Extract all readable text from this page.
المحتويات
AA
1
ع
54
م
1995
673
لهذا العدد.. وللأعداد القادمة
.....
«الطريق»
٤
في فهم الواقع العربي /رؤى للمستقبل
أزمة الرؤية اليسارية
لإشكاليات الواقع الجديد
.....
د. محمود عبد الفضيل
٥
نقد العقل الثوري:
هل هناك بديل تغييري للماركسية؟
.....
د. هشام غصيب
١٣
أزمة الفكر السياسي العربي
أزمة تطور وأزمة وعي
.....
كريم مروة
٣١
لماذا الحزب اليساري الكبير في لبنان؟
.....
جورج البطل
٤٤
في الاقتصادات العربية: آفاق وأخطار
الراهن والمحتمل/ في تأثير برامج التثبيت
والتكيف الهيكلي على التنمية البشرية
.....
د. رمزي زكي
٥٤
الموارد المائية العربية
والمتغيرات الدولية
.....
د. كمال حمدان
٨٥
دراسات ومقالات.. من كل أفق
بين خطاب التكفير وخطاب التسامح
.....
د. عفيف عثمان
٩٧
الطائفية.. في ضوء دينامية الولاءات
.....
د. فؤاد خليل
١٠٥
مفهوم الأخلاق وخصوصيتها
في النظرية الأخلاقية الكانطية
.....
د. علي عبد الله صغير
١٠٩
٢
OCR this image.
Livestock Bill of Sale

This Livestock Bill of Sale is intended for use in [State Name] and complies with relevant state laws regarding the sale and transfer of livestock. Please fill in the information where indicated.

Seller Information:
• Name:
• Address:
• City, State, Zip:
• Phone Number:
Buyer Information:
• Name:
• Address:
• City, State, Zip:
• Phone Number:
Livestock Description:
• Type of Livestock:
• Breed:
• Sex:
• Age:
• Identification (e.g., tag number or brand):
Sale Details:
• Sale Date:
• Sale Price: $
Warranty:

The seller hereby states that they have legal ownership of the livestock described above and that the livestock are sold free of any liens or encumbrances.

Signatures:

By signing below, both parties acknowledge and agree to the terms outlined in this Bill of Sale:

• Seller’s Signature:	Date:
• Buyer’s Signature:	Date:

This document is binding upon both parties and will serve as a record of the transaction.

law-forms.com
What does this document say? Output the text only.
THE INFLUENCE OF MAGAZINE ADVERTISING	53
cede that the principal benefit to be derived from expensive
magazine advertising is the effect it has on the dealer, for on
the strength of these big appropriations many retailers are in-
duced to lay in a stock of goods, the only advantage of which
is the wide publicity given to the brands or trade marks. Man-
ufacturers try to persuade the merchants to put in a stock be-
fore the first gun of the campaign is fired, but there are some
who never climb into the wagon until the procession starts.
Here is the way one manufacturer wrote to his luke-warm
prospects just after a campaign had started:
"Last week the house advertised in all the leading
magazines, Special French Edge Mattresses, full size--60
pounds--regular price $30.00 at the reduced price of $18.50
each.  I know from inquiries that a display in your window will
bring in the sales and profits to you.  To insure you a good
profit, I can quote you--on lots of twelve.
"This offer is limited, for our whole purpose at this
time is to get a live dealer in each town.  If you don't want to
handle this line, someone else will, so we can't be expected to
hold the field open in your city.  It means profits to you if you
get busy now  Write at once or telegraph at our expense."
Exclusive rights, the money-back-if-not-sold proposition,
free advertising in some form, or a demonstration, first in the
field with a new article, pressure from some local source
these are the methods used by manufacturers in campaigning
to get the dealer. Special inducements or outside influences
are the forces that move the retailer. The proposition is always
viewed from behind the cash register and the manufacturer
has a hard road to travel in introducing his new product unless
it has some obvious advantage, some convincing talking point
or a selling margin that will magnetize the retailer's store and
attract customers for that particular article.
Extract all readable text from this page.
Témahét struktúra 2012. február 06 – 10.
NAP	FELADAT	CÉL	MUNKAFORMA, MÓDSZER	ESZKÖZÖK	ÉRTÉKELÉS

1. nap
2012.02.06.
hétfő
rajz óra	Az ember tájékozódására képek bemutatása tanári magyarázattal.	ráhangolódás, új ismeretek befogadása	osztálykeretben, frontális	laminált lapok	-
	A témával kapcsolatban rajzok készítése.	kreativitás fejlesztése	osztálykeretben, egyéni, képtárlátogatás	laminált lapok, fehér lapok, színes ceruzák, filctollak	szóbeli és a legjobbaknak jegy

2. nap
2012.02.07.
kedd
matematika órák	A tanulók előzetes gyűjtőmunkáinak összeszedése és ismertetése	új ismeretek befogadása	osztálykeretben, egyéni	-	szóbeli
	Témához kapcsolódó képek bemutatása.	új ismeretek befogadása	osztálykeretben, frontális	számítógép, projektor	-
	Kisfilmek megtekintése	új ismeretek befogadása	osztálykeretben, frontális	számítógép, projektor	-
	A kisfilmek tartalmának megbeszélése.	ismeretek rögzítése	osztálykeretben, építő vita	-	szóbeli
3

● ● ● ● ● ● ●

Quote all of the entries exactly as they appear.

Extract all readable text from this page.
المحتويات
AA
1
ع
54
م
1995
673
لهذا العدد.. وللأعداد القادمة
.....
«الطريق»
٤
في فهم الواقع العربي /رؤى للمستقبل
أزمة الرؤية اليسارية
لإشكاليات الواقع الجديد
.....
د. محمود عبد الفضيل
٥
نقد العقل الثوري:
هل هناك بديل تغييري للماركسية؟
.....
د. هشام غصيب
١٣
أزمة الفكر السياسي العربي
أزمة تطور وأزمة وعي
.....
كريم مروة
٣١
لماذا الحزب اليساري الكبير في لبنان؟
.....
جورج البطل
٤٤
في الاقتصادات العربية: آفاق وأخطار
الراهن والمحتمل/ في تأثير برامج التثبيت
والتكيف الهيكلي على التنمية البشرية
.....
د. رمزي زكي
٥٤
الموارد المائية العربية
والمتغيرات الدولية
.....
د. كمال حمدان
٨٥
دراسات ومقالات.. من كل أفق
بين خطاب التكفير وخطاب التسامح
.....
د. عفيف عثمان
٩٧
الطائفية.. في ضوء دينامية الولاءات
.....
د. فؤاد خليل
١٠٥
مفهوم الأخلاق وخصوصيتها
في النظرية الأخلاقية الكانطية
.....
د. علي عبد الله صغير
١٠٩
٢
OCR this image.
Livestock Bill of Sale

This Livestock Bill of Sale is intended for use in [State Name] and complies with relevant state laws regarding the sale and transfer of livestock. Please fill in the information where indicated.

Seller Information:
• Name:
• Address:
• City, State, Zip:
• Phone Number:
Buyer Information:
• Name:
• Address:
• City, State, Zip:
• Phone Number:
Livestock Description:
• Type of Livestock:
• Breed:
• Sex:
• Age:
• Identification (e.g., tag number or brand):
Sale Details:
• Sale Date:
• Sale Price: $
Warranty:

The seller hereby states that they have legal ownership of the livestock described above and that the livestock are sold free of any liens or encumbrances.

Signatures:

By signing below, both parties acknowledge and agree to the terms outlined in this Bill of Sale:

• Seller’s Signature:	Date:
• Buyer’s Signature:	Date:

This document is binding upon both parties and will serve as a record of the transaction.

law-forms.com
What does this document say? Output the text only.
THE INFLUENCE OF MAGAZINE ADVERTISING	53
cede that the principal benefit to be derived from expensive
magazine advertising is the effect it has on the dealer, for on
the strength of these big appropriations many retailers are in-
duced to lay in a stock of goods, the only advantage of which
is the wide publicity given to the brands or trade marks. Man-
ufacturers try to persuade the merchants to put in a stock be-
fore the first gun of the campaign is fired, but there are some
who never climb into the wagon until the procession starts.
Here is the way one manufacturer wrote to his luke-warm
prospects just after a campaign had started:
"Last week the house advertised in all the leading
magazines, Special French Edge Mattresses, full size--60
pounds--regular price $30.00 at the reduced price of $18.50
each.  I know from inquiries that a display in your window will
bring in the sales and profits to you.  To insure you a good
profit, I can quote you--on lots of twelve.
"This offer is limited, for our whole purpose at this
time is to get a live dealer in each town.  If you don't want to
handle this line, someone else will, so we can't be expected to
hold the field open in your city.  It means profits to you if you
get busy now  Write at once or telegraph at our expense."
Exclusive rights, the money-back-if-not-sold proposition,
free advertising in some form, or a demonstration, first in the
field with a new article, pressure from some local source
these are the methods used by manufacturers in campaigning
to get the dealer. Special inducements or outside influences
are the forces that move the retailer. The proposition is always
viewed from behind the cash register and the manufacturer
has a hard road to travel in introducing his new product unless
it has some obvious advantage, some convincing talking point
or a selling margin that will magnetize the retailer's store and
attract customers for that particular article.
Extract all readable text from this page.
Témahét struktúra 2012. február 06 – 10.
NAP	FELADAT	CÉL	MUNKAFORMA, MÓDSZER	ESZKÖZÖK	ÉRTÉKELÉS

1. nap
2012.02.06.
hétfő
rajz óra	Az ember tájékozódására képek bemutatása tanári magyarázattal.	ráhangolódás, új ismeretek befogadása	osztálykeretben, frontális	laminált lapok	-
	A témával kapcsolatban rajzok készítése.	kreativitás fejlesztése	osztálykeretben, egyéni, képtárlátogatás	laminált lapok, fehér lapok, színes ceruzák, filctollak	szóbeli és a legjobbaknak jegy

2. nap
2012.02.07.
kedd
matematika órák	A tanulók előzetes gyűjtőmunkáinak összeszedése és ismertetése	új ismeretek befogadása	osztálykeretben, egyéni	-	szóbeli
	Témához kapcsolódó képek bemutatása.	új ismeretek befogadása	osztálykeretben, frontális	számítógép, projektor	-
	Kisfilmek megtekintése	új ismeretek befogadása	osztálykeretben, frontális	számítógép, projektor	-
	A kisfilmek tartalmának megbeszélése.	ismeretek rögzítése	osztálykeretben, építő vita	-	szóbeli
3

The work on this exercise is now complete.